▸ Exercise aim
Gather up every line from the entries below that uses the word "Fecha".

======== Data lines

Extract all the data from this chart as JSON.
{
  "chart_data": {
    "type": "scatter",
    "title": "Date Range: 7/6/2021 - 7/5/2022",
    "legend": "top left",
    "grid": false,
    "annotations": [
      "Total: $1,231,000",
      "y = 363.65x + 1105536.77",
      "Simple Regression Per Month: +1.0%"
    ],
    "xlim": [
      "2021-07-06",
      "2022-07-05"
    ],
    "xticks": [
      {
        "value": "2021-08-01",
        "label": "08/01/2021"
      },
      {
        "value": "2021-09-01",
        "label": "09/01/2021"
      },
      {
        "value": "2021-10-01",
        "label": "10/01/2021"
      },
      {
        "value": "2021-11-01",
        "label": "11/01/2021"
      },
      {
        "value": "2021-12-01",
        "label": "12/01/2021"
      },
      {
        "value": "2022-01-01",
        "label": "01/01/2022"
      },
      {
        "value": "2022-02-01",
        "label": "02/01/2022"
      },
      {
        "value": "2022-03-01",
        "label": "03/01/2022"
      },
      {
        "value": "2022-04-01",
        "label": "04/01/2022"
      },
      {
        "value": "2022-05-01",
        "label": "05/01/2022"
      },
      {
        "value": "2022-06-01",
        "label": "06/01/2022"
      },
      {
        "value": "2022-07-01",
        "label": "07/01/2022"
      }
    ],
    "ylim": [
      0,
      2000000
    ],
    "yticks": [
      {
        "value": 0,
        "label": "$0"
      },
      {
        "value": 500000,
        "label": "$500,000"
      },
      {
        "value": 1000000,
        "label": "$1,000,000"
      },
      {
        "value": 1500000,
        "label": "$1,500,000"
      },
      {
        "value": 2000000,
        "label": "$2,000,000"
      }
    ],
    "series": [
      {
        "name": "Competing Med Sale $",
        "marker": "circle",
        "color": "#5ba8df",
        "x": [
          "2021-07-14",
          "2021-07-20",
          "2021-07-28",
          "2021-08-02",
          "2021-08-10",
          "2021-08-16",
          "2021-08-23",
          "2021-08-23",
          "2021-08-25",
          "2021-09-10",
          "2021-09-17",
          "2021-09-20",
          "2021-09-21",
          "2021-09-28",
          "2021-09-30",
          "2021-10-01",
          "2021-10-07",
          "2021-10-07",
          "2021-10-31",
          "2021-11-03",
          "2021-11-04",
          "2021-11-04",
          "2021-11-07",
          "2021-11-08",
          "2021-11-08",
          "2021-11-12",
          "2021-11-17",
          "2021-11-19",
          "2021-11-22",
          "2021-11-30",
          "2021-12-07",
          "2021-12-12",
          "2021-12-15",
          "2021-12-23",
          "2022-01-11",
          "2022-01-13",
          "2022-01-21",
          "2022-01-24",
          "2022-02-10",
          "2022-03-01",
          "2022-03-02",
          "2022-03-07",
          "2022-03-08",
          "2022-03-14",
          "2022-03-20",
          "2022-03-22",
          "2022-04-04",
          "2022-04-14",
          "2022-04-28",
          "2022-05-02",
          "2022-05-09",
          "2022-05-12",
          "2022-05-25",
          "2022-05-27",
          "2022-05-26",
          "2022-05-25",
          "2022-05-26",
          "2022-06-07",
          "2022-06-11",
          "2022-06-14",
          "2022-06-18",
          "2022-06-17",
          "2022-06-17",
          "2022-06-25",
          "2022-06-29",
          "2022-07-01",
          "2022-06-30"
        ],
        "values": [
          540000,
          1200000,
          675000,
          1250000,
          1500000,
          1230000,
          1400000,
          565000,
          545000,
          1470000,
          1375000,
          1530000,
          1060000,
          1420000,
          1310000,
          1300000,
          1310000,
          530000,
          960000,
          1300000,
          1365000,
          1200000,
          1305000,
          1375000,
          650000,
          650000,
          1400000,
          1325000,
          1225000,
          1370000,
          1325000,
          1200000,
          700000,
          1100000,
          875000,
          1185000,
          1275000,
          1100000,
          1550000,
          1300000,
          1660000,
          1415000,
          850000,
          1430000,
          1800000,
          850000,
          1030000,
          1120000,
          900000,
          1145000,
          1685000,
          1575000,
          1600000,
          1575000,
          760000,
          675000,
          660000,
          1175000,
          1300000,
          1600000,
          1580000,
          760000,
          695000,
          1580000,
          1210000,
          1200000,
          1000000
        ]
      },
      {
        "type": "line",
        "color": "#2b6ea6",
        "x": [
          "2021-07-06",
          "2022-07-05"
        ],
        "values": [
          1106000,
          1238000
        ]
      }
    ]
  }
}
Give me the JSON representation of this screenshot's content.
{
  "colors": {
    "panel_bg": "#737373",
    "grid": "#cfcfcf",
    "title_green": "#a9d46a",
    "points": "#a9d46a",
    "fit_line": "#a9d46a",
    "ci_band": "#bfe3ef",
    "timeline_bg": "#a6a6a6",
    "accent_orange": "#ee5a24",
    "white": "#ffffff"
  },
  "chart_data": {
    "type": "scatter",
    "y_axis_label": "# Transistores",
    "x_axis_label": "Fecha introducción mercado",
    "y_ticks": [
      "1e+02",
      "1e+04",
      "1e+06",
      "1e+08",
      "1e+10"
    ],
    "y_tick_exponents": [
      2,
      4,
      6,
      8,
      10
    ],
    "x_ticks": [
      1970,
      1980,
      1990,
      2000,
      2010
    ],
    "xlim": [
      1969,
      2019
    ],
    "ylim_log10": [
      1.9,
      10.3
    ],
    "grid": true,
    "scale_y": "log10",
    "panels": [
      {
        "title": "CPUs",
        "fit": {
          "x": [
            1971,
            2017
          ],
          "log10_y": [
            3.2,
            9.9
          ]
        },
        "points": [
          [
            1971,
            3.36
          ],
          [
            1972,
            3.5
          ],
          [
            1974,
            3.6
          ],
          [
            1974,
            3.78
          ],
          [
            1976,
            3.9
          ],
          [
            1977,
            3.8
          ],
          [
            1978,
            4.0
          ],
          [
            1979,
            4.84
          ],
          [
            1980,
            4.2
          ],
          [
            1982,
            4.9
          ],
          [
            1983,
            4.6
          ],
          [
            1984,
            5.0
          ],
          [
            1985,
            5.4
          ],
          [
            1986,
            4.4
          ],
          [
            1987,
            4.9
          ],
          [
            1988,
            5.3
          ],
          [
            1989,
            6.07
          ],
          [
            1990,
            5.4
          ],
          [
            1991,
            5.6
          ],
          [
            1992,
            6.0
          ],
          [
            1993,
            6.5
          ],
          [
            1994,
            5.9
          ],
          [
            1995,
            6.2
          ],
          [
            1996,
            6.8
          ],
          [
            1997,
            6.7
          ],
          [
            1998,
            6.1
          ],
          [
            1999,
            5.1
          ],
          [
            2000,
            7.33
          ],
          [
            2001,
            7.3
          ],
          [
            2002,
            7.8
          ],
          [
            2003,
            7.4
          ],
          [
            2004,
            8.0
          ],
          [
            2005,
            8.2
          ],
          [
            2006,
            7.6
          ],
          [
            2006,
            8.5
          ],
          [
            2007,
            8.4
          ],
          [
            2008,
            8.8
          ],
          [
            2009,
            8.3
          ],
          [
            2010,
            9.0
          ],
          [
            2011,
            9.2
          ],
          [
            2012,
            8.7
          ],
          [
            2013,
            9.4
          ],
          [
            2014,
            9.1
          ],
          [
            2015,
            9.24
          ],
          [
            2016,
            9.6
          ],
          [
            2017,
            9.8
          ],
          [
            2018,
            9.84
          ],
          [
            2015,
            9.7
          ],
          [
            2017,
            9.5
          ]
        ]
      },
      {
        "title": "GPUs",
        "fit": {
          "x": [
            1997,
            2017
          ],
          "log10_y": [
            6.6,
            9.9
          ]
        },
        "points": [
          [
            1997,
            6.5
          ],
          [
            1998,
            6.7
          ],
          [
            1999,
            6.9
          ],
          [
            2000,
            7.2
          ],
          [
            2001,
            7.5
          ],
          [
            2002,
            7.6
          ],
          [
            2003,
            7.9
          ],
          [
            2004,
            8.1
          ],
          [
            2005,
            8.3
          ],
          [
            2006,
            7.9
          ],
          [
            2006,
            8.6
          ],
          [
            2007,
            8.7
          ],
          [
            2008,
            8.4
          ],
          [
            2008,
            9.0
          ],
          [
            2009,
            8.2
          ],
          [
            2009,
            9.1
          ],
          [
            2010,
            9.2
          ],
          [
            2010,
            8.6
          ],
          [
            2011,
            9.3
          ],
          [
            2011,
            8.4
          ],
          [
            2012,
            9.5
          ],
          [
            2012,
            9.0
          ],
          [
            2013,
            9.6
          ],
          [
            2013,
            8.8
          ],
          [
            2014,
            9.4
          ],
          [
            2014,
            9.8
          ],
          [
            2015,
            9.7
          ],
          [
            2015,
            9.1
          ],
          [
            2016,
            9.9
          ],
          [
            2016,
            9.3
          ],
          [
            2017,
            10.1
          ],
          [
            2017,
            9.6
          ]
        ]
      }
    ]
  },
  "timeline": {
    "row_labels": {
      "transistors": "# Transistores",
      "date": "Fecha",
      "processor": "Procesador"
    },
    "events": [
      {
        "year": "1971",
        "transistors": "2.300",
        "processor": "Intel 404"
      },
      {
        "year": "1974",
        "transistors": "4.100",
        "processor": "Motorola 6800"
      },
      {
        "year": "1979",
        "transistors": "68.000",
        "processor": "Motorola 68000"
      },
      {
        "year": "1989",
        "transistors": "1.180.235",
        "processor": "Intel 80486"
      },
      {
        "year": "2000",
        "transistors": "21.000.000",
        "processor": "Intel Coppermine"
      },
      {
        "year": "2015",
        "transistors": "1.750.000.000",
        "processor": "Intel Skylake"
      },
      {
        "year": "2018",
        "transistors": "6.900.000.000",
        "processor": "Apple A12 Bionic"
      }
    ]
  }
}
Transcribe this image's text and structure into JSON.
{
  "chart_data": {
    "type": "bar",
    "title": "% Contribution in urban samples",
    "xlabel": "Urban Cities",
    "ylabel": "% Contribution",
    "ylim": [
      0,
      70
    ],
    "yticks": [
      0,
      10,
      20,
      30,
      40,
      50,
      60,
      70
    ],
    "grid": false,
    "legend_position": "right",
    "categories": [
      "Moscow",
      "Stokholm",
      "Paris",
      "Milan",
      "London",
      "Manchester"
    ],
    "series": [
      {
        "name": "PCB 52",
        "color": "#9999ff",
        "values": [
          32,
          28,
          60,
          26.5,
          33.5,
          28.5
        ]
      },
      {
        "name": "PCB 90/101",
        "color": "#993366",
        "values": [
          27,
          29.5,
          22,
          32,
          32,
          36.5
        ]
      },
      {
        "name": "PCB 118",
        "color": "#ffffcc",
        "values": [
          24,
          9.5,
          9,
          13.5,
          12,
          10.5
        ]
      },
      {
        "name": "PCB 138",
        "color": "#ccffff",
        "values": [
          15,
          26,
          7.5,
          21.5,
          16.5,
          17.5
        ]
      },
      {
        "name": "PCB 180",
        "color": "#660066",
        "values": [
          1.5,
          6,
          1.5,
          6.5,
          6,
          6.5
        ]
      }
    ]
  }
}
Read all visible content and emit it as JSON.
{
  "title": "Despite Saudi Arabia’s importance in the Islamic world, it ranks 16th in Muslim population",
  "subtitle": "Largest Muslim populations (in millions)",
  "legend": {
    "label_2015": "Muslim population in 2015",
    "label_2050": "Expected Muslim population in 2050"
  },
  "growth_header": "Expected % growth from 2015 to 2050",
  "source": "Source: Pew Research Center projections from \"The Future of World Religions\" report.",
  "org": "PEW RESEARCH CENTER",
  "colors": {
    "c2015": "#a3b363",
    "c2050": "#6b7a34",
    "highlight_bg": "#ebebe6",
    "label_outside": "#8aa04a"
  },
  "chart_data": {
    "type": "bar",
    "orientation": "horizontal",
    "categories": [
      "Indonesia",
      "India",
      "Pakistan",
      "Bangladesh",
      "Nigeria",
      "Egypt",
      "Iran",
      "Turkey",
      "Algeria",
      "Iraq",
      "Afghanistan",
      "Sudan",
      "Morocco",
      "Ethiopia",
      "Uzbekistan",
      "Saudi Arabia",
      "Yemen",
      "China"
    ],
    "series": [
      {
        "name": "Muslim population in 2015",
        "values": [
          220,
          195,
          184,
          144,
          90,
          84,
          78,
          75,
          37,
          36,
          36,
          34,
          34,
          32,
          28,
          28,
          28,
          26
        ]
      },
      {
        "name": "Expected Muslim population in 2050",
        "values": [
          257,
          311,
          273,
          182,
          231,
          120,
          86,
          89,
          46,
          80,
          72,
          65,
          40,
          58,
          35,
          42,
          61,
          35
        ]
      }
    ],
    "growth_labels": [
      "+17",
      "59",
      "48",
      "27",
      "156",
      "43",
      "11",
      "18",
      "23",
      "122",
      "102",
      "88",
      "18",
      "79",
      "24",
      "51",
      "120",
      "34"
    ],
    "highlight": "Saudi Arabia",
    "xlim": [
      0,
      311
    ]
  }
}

================

▸ Solution to this task
    "x_axis_label": "Fecha introducción mercado",
      "date": "Fecha",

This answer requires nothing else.